(Records about charts and figures)
========================================================================

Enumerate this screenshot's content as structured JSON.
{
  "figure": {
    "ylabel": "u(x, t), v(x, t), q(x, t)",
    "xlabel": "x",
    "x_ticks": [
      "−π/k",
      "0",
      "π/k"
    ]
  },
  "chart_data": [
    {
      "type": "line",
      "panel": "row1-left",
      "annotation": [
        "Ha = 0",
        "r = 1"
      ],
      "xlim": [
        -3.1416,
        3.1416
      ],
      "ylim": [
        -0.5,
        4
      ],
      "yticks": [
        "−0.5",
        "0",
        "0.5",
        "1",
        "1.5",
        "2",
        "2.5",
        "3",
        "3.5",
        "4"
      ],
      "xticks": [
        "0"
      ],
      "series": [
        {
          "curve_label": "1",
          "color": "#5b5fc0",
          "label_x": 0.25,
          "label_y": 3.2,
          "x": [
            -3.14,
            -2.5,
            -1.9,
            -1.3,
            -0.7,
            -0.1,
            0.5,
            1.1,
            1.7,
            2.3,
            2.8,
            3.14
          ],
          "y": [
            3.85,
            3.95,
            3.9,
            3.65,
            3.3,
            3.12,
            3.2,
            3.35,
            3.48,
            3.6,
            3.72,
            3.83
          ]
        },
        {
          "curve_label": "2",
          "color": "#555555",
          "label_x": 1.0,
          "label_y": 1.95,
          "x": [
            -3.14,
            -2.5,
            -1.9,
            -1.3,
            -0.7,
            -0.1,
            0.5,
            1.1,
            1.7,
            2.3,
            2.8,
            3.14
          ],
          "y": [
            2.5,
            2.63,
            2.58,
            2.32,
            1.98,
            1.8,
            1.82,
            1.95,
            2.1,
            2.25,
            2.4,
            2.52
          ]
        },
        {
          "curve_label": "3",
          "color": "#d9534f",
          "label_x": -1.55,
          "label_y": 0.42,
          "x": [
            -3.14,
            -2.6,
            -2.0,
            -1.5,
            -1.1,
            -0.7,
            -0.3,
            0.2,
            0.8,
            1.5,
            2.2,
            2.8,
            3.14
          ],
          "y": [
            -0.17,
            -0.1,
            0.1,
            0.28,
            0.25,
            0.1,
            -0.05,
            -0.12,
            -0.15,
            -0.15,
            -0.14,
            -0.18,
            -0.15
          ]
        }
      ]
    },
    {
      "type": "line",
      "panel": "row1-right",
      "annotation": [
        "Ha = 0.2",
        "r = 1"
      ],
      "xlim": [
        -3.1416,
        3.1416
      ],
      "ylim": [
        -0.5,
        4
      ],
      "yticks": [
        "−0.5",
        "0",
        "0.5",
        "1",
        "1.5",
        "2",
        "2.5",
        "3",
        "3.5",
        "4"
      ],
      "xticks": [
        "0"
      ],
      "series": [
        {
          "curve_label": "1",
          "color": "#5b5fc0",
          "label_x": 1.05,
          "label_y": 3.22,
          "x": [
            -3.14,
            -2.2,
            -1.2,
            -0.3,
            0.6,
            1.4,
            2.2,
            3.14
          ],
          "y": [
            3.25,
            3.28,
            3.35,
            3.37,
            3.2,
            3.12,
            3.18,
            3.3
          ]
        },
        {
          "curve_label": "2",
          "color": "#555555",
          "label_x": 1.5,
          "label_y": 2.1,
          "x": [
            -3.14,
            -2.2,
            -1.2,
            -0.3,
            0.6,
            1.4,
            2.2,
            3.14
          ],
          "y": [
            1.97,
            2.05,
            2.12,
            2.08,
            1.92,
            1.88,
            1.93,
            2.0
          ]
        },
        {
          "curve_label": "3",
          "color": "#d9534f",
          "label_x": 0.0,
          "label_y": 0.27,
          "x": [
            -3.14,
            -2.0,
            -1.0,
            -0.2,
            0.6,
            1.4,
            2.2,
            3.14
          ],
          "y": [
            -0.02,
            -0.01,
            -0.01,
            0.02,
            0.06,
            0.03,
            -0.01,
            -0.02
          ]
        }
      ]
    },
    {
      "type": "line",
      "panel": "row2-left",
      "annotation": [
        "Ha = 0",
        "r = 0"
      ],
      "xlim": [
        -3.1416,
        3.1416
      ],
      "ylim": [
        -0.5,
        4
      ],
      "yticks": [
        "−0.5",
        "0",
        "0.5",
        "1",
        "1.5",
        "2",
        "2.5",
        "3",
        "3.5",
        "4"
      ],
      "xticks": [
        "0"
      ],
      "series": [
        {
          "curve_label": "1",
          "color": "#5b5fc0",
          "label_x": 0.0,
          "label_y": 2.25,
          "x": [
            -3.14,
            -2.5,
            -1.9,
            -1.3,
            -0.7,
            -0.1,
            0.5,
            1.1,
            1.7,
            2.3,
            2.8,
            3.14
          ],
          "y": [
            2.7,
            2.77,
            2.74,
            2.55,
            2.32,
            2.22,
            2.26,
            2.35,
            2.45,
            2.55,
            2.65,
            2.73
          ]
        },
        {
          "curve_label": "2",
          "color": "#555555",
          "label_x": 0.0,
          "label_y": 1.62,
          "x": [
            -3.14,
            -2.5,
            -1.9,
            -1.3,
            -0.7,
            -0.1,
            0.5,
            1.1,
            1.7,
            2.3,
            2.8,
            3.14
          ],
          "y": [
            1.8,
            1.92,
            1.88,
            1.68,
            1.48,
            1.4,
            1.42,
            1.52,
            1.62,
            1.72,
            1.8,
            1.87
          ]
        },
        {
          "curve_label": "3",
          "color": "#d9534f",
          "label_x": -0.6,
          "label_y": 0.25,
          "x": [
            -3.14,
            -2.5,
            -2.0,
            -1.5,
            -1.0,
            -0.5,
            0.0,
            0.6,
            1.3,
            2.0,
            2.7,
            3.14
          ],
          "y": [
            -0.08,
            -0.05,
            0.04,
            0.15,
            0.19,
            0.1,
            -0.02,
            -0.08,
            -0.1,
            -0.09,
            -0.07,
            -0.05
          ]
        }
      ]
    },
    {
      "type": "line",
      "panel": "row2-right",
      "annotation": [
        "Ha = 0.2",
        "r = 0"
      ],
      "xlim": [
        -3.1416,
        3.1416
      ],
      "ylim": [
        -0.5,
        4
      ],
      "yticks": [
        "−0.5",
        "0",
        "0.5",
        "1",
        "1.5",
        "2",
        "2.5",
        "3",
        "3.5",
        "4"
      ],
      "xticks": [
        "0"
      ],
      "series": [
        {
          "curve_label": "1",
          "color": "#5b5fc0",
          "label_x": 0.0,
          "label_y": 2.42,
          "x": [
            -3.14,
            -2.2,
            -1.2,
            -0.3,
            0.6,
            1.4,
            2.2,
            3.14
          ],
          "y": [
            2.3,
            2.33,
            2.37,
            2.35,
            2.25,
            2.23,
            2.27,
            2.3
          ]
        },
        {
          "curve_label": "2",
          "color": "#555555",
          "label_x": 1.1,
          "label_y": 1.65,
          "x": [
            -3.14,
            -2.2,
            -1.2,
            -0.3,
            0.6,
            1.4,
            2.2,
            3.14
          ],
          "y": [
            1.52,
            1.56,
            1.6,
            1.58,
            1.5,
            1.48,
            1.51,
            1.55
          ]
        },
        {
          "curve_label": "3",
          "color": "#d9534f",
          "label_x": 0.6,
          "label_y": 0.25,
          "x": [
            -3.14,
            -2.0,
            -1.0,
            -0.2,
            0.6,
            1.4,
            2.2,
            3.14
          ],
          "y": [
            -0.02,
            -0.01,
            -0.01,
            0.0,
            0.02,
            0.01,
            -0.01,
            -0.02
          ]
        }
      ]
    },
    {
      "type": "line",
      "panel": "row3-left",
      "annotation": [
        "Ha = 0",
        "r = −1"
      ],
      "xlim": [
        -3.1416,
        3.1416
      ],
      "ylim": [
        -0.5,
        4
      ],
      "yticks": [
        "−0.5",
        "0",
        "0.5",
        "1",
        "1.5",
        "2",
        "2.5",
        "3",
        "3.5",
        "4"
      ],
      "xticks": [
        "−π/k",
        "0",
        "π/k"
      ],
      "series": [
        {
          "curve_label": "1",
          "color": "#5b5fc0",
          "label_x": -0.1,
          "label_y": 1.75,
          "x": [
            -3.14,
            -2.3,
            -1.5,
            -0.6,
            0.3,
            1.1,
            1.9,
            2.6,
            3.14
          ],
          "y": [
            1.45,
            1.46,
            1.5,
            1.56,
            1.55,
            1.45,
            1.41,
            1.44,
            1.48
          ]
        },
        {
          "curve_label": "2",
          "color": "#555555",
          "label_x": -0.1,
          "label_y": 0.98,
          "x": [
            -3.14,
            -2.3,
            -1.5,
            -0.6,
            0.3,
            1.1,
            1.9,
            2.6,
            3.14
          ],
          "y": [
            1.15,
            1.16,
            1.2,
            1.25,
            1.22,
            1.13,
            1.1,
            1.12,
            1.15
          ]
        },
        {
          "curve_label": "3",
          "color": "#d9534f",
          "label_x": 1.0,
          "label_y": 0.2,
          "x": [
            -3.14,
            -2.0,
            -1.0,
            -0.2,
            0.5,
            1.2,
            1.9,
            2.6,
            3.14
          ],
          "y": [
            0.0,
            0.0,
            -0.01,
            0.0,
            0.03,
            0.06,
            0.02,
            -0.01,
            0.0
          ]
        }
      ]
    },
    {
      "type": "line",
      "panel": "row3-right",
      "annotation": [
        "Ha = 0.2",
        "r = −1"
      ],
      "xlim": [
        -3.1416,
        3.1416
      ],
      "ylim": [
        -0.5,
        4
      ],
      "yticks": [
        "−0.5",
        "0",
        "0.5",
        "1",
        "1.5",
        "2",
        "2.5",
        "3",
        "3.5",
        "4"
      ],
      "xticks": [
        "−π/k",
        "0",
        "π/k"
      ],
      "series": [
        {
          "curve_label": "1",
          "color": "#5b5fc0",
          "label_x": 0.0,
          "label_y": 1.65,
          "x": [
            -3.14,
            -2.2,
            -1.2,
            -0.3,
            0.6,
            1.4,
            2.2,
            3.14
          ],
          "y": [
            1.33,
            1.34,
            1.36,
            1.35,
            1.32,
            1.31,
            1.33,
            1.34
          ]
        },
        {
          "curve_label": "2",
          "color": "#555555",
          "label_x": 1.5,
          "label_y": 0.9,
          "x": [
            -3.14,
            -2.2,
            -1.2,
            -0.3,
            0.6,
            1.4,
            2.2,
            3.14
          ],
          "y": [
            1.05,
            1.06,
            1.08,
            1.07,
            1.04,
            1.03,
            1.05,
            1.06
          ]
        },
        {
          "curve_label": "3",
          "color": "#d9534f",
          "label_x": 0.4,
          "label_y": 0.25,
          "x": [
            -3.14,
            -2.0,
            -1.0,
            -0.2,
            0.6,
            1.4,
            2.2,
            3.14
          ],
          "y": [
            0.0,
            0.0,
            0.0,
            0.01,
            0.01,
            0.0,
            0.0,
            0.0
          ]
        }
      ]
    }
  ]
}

========================================================================

WHAT THE TASK ASKS —
Check each line above for the word "right" and copy the ones that have it.

THE RESPONSE —
      "panel": "row1-right",
      "panel": "row2-right",
      "panel": "row3-right",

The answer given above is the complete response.